[Objective]: Copy, from the entries below, each line where the word "mean" can be found.

[Provided information]:
____________

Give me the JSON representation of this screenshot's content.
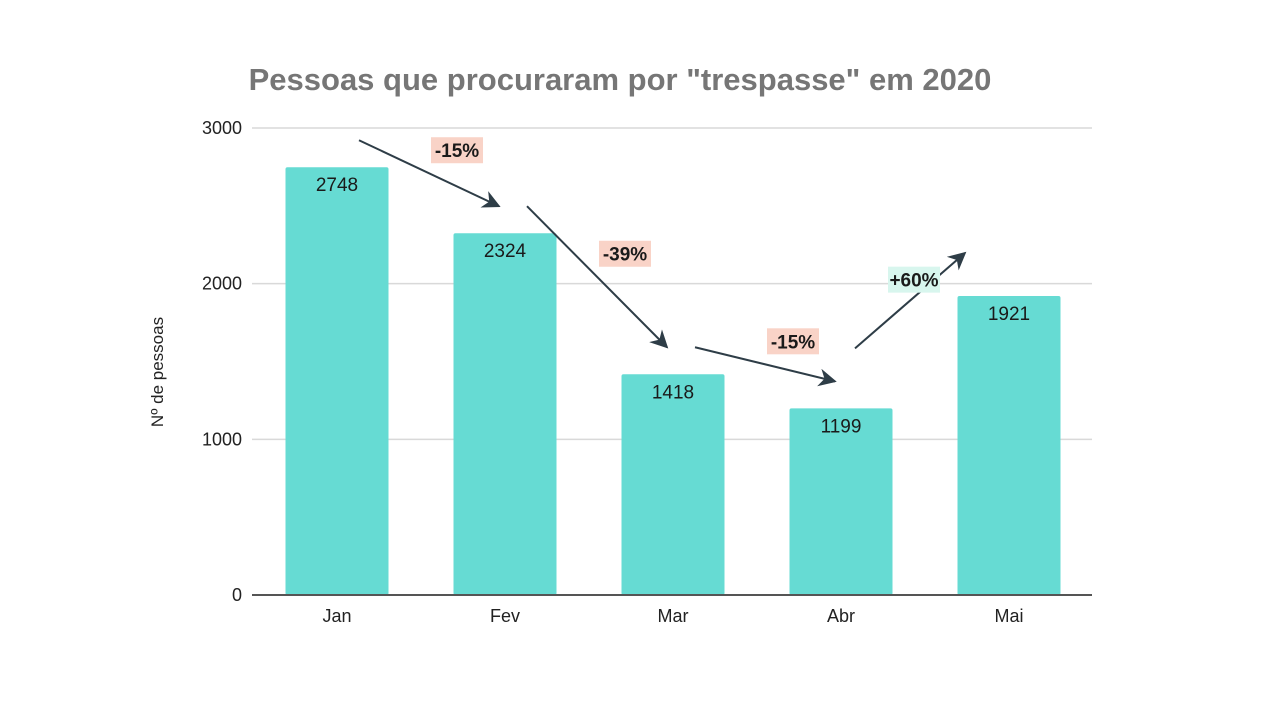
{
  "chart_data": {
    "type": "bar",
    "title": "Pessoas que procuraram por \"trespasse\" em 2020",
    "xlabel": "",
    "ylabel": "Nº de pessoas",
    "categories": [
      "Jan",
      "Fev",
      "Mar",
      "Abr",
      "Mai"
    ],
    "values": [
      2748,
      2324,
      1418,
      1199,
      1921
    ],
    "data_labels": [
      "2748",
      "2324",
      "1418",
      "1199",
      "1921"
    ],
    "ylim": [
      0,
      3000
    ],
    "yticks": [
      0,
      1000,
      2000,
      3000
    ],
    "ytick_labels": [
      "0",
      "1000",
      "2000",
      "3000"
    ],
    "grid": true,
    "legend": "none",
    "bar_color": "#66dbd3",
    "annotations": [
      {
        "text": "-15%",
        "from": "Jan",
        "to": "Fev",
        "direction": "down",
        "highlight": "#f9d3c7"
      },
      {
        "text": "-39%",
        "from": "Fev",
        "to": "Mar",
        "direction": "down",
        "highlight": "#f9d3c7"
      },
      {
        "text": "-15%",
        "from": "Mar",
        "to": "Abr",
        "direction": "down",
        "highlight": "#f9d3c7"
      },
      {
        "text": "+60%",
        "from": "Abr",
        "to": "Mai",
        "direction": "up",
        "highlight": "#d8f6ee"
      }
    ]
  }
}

____________

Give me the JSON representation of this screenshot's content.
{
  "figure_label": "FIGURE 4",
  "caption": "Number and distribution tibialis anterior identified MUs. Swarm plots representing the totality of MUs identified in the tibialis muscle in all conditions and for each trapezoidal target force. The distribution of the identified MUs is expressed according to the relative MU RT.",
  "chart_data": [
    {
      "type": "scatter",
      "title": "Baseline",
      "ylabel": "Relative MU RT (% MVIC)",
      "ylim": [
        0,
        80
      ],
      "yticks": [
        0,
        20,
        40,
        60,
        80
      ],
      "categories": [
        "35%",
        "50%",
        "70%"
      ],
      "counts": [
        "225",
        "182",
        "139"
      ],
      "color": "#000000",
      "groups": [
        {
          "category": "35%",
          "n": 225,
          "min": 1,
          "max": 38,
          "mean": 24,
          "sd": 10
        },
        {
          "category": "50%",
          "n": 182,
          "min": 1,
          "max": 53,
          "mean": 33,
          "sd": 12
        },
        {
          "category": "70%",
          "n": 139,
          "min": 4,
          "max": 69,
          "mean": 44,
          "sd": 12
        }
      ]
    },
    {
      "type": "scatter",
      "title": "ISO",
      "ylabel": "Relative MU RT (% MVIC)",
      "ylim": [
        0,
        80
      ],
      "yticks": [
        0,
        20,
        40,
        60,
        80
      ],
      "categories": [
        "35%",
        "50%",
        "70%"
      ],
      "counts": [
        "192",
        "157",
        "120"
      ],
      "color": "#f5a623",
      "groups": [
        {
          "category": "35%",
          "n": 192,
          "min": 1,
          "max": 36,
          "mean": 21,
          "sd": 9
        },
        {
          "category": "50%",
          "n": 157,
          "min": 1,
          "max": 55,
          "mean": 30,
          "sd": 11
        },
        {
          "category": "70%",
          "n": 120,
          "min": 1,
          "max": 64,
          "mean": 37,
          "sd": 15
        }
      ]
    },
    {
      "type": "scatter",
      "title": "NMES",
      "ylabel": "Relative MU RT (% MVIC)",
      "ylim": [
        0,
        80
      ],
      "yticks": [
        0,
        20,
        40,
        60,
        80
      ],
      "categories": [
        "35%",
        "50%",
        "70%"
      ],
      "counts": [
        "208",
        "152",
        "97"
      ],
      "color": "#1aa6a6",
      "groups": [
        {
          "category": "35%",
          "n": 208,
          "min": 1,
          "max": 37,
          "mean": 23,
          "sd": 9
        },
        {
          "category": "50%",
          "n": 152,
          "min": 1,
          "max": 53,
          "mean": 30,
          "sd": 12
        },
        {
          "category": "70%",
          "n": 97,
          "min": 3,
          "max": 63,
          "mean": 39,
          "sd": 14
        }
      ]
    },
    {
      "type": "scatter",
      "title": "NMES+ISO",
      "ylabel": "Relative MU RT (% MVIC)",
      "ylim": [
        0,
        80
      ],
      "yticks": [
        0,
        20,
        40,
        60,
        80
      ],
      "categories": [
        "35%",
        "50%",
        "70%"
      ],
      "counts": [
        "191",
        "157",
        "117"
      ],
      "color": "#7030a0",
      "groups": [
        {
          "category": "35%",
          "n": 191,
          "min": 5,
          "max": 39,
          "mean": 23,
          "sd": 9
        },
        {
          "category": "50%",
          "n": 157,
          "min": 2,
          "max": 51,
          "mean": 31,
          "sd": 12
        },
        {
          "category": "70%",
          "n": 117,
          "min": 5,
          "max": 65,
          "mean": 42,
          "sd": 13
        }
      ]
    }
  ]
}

____________

[Result]:
          "mean": 24,
          "mean": 33,
          "mean": 44,
          "mean": 21,
          "mean": 30,
          "mean": 37,
          "mean": 23,
          "mean": 30,
          "mean": 39,
          "mean": 23,
          "mean": 31,
          "mean": 42,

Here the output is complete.